Filter out everything except lines holding "name".

Start of Extracted records

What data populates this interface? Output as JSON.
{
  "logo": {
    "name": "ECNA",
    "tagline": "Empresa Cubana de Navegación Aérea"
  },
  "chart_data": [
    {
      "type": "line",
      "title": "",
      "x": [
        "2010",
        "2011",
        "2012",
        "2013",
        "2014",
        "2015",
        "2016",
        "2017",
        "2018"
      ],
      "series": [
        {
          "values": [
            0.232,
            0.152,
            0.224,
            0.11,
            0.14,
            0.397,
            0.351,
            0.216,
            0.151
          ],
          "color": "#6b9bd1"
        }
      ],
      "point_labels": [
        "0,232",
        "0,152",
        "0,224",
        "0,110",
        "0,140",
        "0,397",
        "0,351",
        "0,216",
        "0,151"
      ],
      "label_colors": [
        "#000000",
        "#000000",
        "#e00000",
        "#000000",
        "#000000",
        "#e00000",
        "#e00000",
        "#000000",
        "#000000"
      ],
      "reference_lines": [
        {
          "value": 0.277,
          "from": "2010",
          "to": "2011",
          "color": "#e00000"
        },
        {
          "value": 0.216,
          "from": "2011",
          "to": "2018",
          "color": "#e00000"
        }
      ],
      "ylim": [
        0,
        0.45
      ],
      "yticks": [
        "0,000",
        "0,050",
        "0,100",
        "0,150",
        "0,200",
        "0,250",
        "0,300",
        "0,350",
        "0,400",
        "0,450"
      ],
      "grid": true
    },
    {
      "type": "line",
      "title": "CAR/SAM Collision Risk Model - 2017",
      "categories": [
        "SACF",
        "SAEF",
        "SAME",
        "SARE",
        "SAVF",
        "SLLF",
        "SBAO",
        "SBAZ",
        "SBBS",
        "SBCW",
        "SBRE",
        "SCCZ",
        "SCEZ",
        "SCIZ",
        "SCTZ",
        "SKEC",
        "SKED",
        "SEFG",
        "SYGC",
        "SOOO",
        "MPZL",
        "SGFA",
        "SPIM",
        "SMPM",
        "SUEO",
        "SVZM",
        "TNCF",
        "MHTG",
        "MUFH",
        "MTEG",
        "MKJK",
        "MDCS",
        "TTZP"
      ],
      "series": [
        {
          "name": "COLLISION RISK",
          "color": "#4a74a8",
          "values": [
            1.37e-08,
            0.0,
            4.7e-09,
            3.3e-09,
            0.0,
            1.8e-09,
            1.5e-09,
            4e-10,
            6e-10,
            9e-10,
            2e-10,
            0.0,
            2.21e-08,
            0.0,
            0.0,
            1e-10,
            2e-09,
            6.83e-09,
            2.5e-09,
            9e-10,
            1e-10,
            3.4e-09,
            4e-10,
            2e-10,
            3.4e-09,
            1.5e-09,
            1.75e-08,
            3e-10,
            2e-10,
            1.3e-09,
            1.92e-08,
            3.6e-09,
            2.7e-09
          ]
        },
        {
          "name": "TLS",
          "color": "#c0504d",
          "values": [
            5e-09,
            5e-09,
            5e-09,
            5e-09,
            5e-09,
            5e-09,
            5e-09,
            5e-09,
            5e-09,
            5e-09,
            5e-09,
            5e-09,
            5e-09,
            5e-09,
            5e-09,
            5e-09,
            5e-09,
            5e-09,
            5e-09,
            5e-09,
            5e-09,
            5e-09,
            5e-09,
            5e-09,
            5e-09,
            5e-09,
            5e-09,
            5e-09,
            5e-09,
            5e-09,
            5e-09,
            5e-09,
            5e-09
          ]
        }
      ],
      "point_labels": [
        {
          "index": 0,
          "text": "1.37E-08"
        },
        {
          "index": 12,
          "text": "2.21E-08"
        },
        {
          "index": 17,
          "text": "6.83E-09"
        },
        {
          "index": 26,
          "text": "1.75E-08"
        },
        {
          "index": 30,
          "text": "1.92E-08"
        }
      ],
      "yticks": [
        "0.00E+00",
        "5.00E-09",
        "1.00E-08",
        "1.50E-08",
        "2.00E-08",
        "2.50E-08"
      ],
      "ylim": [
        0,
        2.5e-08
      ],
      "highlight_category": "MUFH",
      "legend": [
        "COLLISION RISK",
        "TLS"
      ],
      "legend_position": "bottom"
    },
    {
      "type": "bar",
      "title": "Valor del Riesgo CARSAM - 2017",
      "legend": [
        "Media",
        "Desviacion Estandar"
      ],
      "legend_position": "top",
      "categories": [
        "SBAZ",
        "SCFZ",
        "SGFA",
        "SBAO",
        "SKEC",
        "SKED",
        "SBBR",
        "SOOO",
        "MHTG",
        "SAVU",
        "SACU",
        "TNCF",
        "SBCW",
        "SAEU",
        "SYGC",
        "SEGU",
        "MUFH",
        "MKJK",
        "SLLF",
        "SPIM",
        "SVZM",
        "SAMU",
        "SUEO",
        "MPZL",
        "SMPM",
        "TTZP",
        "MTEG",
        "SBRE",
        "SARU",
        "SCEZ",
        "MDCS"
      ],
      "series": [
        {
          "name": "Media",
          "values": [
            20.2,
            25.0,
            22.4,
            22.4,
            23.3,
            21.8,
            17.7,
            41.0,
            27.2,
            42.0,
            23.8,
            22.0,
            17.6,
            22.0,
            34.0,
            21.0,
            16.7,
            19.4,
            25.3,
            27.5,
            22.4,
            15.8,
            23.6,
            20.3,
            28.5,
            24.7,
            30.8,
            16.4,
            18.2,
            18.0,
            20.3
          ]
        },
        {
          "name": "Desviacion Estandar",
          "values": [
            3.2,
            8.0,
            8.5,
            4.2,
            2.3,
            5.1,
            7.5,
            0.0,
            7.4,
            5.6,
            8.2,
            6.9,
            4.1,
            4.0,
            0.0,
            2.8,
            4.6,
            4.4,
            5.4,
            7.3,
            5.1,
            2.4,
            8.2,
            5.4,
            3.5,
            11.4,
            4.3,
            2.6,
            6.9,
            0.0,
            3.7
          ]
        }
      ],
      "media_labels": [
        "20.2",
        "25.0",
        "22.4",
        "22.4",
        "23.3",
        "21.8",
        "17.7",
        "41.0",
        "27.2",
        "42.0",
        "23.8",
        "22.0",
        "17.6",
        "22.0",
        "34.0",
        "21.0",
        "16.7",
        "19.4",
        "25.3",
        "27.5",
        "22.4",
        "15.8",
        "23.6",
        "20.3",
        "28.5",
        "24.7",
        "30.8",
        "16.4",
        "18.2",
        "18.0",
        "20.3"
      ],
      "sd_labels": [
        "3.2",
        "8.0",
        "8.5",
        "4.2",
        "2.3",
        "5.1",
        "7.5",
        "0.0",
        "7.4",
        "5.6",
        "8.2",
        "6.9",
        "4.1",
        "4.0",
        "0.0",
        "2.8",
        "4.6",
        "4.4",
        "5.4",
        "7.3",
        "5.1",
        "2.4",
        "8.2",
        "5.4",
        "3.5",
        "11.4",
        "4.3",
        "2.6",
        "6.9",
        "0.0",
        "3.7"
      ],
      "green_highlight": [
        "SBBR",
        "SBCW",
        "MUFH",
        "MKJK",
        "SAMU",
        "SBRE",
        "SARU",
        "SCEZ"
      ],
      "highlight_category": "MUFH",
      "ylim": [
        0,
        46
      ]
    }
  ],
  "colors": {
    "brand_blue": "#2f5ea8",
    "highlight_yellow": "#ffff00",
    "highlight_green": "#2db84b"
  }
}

End of Extracted records
Start of Extracted records

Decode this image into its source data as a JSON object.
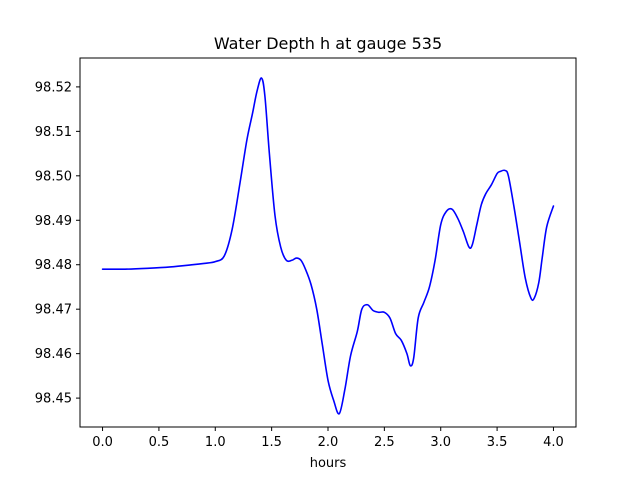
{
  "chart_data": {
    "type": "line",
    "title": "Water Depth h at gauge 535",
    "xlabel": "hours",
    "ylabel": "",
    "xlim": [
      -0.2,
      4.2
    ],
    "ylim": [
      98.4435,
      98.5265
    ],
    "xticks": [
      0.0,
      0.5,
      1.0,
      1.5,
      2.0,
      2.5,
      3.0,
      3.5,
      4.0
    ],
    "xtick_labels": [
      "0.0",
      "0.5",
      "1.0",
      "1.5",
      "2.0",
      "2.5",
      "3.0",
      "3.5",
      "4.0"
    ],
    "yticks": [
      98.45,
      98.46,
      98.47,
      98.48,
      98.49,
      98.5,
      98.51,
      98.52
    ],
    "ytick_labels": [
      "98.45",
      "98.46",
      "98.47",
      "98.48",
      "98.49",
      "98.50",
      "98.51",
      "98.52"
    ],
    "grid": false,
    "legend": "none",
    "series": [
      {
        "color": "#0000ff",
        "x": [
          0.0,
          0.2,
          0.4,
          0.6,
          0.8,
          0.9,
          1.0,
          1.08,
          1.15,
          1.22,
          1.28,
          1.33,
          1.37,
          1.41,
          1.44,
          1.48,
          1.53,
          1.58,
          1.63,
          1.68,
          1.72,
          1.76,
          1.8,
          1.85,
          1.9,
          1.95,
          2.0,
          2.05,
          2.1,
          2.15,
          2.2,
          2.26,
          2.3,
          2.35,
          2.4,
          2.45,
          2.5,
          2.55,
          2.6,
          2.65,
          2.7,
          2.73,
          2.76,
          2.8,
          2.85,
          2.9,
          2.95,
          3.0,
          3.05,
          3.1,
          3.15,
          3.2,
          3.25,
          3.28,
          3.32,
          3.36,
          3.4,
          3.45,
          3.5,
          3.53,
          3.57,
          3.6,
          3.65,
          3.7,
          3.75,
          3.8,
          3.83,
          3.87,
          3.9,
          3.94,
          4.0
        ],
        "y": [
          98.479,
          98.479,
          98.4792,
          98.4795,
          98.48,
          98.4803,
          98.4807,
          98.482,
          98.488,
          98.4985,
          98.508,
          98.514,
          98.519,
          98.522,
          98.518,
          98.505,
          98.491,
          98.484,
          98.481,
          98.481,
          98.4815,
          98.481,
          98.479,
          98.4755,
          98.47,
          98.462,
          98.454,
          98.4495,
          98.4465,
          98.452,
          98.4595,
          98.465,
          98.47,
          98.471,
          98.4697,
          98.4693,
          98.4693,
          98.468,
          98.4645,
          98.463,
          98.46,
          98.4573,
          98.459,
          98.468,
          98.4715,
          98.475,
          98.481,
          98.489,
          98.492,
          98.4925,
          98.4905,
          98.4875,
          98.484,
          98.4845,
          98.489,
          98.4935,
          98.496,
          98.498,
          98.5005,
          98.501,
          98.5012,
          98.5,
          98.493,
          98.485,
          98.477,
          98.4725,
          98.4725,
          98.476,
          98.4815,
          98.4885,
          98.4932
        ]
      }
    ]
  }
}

End of Extracted records

◆ **Task result**:
    "name": "ECNA",
          "name": "COLLISION RISK",
          "name": "TLS",
          "name": "Media",
          "name": "Desviacion Estandar",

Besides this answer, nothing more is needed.